Given exercise: Return the entries below verbatim. Pictures stay out.

Data records:
....................
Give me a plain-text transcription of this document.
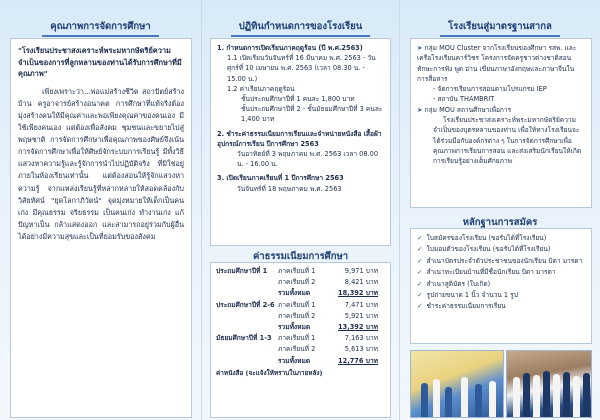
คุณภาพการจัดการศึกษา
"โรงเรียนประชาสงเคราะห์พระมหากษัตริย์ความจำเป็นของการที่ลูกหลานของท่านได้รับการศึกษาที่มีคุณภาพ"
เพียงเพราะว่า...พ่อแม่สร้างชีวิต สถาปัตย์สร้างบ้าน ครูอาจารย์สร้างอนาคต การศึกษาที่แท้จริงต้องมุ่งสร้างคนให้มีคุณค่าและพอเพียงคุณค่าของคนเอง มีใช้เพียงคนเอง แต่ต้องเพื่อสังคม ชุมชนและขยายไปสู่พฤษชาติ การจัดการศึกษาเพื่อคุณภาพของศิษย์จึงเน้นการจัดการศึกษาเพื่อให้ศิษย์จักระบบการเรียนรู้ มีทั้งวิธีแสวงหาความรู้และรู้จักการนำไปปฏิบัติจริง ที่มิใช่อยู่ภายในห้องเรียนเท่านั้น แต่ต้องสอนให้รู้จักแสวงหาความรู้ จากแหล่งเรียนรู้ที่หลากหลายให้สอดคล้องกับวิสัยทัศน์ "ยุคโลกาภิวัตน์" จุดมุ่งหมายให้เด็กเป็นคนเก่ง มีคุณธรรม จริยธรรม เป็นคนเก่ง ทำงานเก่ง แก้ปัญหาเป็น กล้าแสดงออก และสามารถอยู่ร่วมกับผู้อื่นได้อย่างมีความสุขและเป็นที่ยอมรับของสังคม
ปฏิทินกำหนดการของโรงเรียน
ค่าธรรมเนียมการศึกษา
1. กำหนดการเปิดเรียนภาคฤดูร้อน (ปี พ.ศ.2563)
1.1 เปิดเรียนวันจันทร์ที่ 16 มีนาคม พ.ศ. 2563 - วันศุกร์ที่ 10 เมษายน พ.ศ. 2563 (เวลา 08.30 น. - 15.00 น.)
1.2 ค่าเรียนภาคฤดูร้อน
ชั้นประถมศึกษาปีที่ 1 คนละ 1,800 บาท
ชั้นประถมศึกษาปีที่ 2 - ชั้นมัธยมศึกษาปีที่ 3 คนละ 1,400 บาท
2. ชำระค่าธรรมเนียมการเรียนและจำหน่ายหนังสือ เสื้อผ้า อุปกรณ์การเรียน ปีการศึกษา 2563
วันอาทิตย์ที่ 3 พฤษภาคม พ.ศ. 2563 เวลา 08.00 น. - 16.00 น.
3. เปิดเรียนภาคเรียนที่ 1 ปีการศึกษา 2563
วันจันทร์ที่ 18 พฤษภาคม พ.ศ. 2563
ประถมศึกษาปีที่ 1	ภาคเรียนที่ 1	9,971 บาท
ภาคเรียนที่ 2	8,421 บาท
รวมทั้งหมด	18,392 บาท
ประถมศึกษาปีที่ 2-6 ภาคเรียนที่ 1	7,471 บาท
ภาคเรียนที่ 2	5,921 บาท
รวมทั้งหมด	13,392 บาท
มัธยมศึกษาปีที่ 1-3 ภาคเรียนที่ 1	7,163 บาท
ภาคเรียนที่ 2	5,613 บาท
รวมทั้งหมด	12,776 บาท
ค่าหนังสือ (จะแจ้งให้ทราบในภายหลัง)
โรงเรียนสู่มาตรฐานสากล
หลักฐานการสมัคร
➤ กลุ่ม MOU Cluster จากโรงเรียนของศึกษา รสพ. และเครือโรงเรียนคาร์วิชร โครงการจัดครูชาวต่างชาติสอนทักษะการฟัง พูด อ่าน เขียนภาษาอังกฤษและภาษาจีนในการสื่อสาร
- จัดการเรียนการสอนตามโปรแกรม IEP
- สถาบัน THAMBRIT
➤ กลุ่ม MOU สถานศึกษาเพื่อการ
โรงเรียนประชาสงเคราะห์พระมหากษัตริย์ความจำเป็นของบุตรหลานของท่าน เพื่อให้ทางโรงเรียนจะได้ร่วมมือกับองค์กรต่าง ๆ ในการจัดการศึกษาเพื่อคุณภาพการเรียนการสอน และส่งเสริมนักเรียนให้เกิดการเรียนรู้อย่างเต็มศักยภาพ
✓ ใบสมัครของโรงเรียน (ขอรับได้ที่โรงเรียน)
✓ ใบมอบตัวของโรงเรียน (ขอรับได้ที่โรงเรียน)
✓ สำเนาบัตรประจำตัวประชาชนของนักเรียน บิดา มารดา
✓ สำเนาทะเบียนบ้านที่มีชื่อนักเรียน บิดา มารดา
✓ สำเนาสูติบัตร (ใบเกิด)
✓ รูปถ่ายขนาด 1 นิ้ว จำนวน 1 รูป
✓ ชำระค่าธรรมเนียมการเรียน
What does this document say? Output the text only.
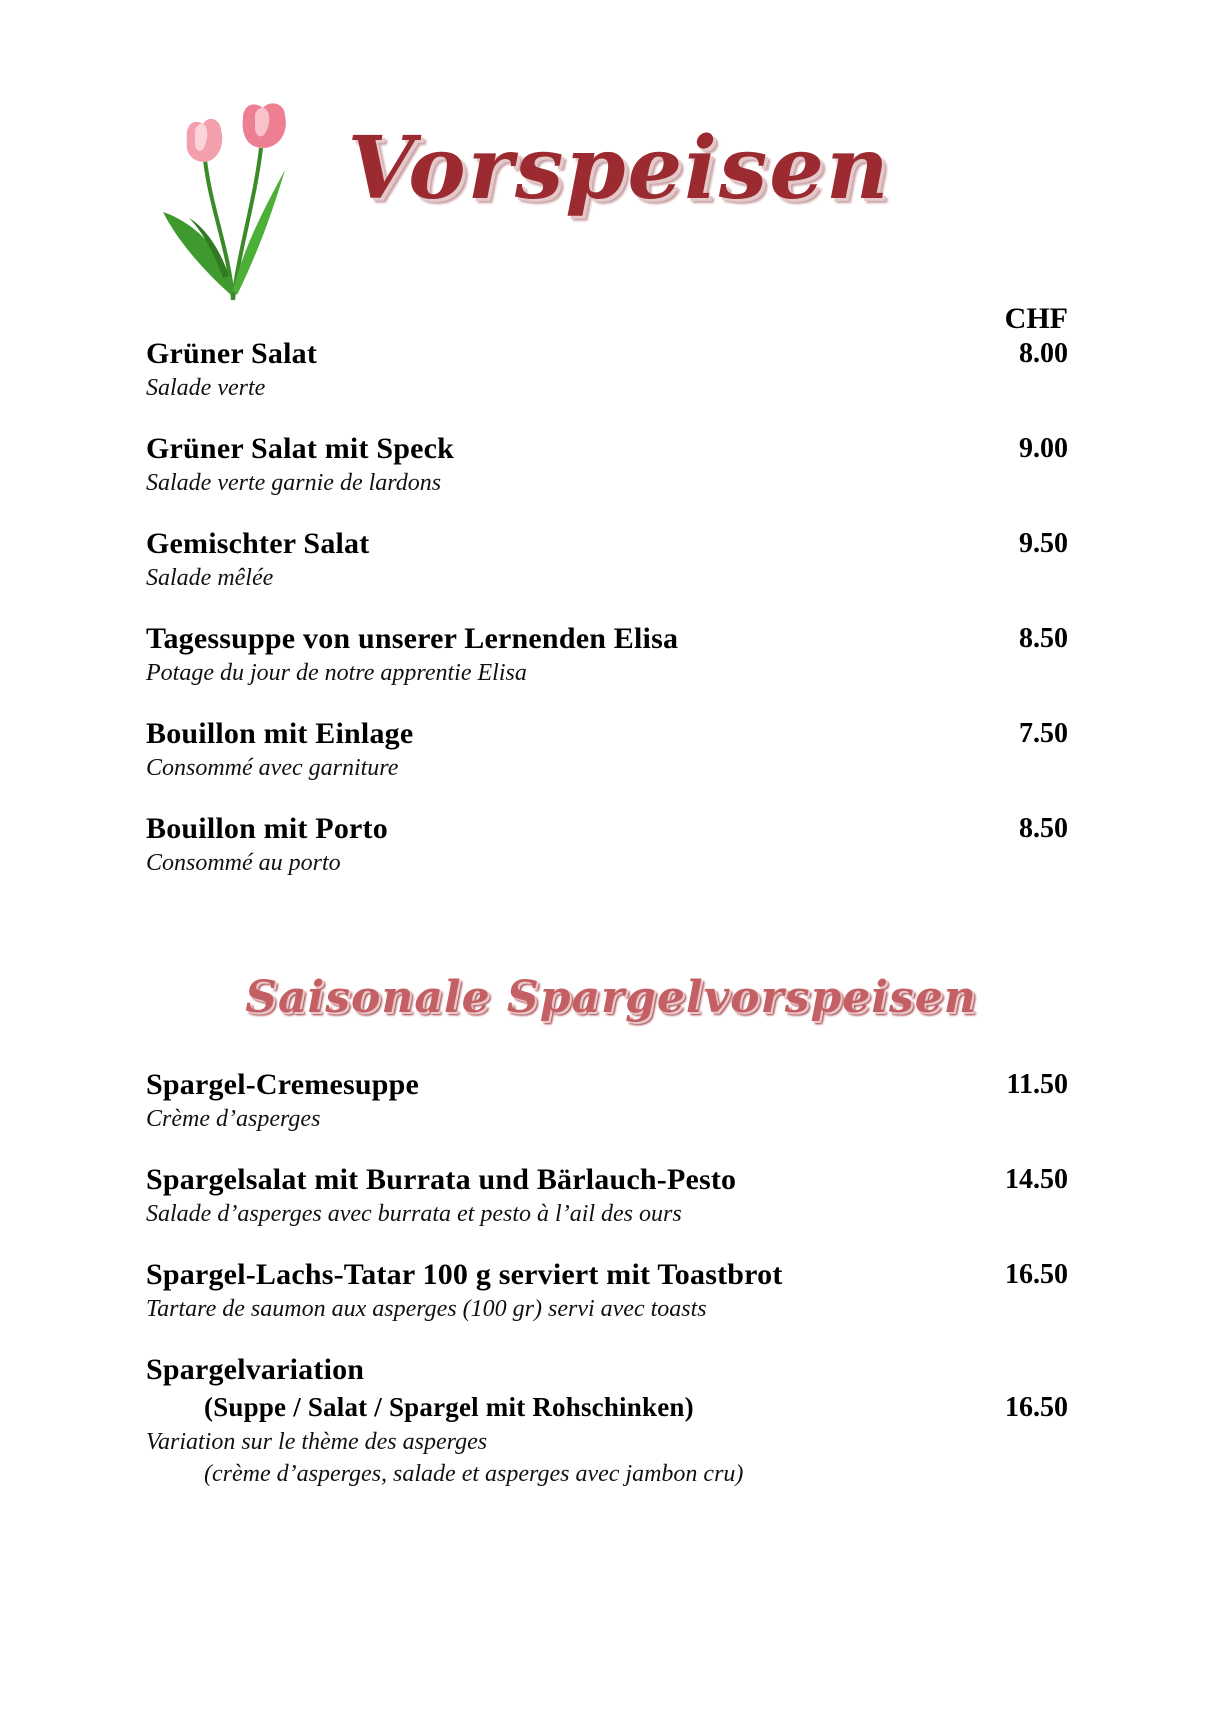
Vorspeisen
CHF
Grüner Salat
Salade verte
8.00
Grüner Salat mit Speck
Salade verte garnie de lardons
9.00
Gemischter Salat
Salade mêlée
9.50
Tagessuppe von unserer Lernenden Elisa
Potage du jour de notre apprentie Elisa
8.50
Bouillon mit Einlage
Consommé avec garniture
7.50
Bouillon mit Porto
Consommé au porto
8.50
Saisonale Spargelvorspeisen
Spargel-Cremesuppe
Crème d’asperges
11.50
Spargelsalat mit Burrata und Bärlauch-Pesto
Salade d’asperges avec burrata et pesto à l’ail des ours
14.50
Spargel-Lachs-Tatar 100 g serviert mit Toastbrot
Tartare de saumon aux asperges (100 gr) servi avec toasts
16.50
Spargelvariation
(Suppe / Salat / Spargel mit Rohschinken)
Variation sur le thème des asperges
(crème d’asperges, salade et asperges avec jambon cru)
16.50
....................
Output of the task:
Give me a plain-text transcription of this document.
คุณภาพการจัดการศึกษา
"โรงเรียนประชาสงเคราะห์พระมหากษัตริย์ความจำเป็นของการที่ลูกหลานของท่านได้รับการศึกษาที่มีคุณภาพ"
เพียงเพราะว่า...พ่อแม่สร้างชีวิต สถาปัตย์สร้างบ้าน ครูอาจารย์สร้างอนาคต การศึกษาที่แท้จริงต้องมุ่งสร้างคนให้มีคุณค่าและพอเพียงคุณค่าของคนเอง มีใช้เพียงคนเอง แต่ต้องเพื่อสังคม ชุมชนและขยายไปสู่พฤษชาติ การจัดการศึกษาเพื่อคุณภาพของศิษย์จึงเน้นการจัดการศึกษาเพื่อให้ศิษย์จักระบบการเรียนรู้ มีทั้งวิธีแสวงหาความรู้และรู้จักการนำไปปฏิบัติจริง ที่มิใช่อยู่ภายในห้องเรียนเท่านั้น แต่ต้องสอนให้รู้จักแสวงหาความรู้ จากแหล่งเรียนรู้ที่หลากหลายให้สอดคล้องกับวิสัยทัศน์ "ยุคโลกาภิวัตน์" จุดมุ่งหมายให้เด็กเป็นคนเก่ง มีคุณธรรม จริยธรรม เป็นคนเก่ง ทำงานเก่ง แก้ปัญหาเป็น กล้าแสดงออก และสามารถอยู่ร่วมกับผู้อื่นได้อย่างมีความสุขและเป็นที่ยอมรับของสังคม
ปฏิทินกำหนดการของโรงเรียน
ค่าธรรมเนียมการศึกษา
1. กำหนดการเปิดเรียนภาคฤดูร้อน (ปี พ.ศ.2563)
1.1 เปิดเรียนวันจันทร์ที่ 16 มีนาคม พ.ศ. 2563 - วันศุกร์ที่ 10 เมษายน พ.ศ. 2563 (เวลา 08.30 น. - 15.00 น.)
1.2 ค่าเรียนภาคฤดูร้อน
ชั้นประถมศึกษาปีที่ 1 คนละ 1,800 บาท
ชั้นประถมศึกษาปีที่ 2 - ชั้นมัธยมศึกษาปีที่ 3 คนละ 1,400 บาท
2. ชำระค่าธรรมเนียมการเรียนและจำหน่ายหนังสือ เสื้อผ้า อุปกรณ์การเรียน ปีการศึกษา 2563
วันอาทิตย์ที่ 3 พฤษภาคม พ.ศ. 2563 เวลา 08.00 น. - 16.00 น.
3. เปิดเรียนภาคเรียนที่ 1 ปีการศึกษา 2563
วันจันทร์ที่ 18 พฤษภาคม พ.ศ. 2563
ประถมศึกษาปีที่ 1	ภาคเรียนที่ 1	9,971 บาท
ภาคเรียนที่ 2	8,421 บาท
รวมทั้งหมด	18,392 บาท
ประถมศึกษาปีที่ 2-6 ภาคเรียนที่ 1	7,471 บาท
ภาคเรียนที่ 2	5,921 บาท
รวมทั้งหมด	13,392 บาท
มัธยมศึกษาปีที่ 1-3 ภาคเรียนที่ 1	7,163 บาท
ภาคเรียนที่ 2	5,613 บาท
รวมทั้งหมด	12,776 บาท
ค่าหนังสือ (จะแจ้งให้ทราบในภายหลัง)
โรงเรียนสู่มาตรฐานสากล
หลักฐานการสมัคร
➤ กลุ่ม MOU Cluster จากโรงเรียนของศึกษา รสพ. และเครือโรงเรียนคาร์วิชร โครงการจัดครูชาวต่างชาติสอนทักษะการฟัง พูด อ่าน เขียนภาษาอังกฤษและภาษาจีนในการสื่อสาร
- จัดการเรียนการสอนตามโปรแกรม IEP
- สถาบัน THAMBRIT
➤ กลุ่ม MOU สถานศึกษาเพื่อการ
โรงเรียนประชาสงเคราะห์พระมหากษัตริย์ความจำเป็นของบุตรหลานของท่าน เพื่อให้ทางโรงเรียนจะได้ร่วมมือกับองค์กรต่าง ๆ ในการจัดการศึกษาเพื่อคุณภาพการเรียนการสอน และส่งเสริมนักเรียนให้เกิดการเรียนรู้อย่างเต็มศักยภาพ
✓ ใบสมัครของโรงเรียน (ขอรับได้ที่โรงเรียน)
✓ ใบมอบตัวของโรงเรียน (ขอรับได้ที่โรงเรียน)
✓ สำเนาบัตรประจำตัวประชาชนของนักเรียน บิดา มารดา
✓ สำเนาทะเบียนบ้านที่มีชื่อนักเรียน บิดา มารดา
✓ สำเนาสูติบัตร (ใบเกิด)
✓ รูปถ่ายขนาด 1 นิ้ว จำนวน 1 รูป
✓ ชำระค่าธรรมเนียมการเรียน
What does this document say? Output the text only.
Vorspeisen
CHF
Grüner Salat
Salade verte
8.00
Grüner Salat mit Speck
Salade verte garnie de lardons
9.00
Gemischter Salat
Salade mêlée
9.50
Tagessuppe von unserer Lernenden Elisa
Potage du jour de notre apprentie Elisa
8.50
Bouillon mit Einlage
Consommé avec garniture
7.50
Bouillon mit Porto
Consommé au porto
8.50
Saisonale Spargelvorspeisen
Spargel-Cremesuppe
Crème d’asperges
11.50
Spargelsalat mit Burrata und Bärlauch-Pesto
Salade d’asperges avec burrata et pesto à l’ail des ours
14.50
Spargel-Lachs-Tatar 100 g serviert mit Toastbrot
Tartare de saumon aux asperges (100 gr) servi avec toasts
16.50
Spargelvariation
(Suppe / Salat / Spargel mit Rohschinken)
Variation sur le thème des asperges
(crème d’asperges, salade et asperges avec jambon cru)
16.50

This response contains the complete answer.